Start of Data records
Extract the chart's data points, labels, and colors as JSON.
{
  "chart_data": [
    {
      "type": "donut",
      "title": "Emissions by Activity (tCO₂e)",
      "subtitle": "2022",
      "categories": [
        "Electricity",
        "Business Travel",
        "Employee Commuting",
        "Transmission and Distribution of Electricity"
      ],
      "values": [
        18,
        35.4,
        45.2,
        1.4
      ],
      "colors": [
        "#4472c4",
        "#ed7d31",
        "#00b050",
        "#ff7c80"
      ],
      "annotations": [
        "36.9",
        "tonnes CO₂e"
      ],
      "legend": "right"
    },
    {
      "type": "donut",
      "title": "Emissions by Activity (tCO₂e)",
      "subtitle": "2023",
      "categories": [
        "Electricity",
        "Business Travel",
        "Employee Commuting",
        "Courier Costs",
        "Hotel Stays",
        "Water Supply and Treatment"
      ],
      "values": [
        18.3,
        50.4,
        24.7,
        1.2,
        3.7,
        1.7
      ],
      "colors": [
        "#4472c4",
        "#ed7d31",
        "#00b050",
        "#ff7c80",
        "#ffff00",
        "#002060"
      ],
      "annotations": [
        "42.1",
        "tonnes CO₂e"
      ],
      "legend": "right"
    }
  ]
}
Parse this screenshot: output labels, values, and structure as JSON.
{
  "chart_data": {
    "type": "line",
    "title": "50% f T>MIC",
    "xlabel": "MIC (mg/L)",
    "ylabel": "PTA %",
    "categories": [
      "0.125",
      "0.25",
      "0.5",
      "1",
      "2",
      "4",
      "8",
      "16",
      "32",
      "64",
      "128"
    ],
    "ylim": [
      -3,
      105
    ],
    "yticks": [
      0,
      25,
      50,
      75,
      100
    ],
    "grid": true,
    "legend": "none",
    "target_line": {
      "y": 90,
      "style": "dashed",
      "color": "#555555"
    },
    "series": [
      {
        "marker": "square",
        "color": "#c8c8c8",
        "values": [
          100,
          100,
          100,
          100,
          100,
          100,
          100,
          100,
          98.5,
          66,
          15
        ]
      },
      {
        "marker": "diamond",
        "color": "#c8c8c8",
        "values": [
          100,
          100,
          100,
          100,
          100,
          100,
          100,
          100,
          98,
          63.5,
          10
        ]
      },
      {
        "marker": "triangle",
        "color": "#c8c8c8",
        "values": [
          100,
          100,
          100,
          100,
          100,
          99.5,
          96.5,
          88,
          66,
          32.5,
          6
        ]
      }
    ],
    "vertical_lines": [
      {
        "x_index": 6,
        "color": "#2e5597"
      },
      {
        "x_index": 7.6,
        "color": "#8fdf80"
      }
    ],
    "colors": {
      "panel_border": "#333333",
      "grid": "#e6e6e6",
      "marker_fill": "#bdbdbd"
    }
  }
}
End of Data records
What to produce:
Tally up the lines in the records containing the word "labels", then give the count and nothing else.

Problem solution:
2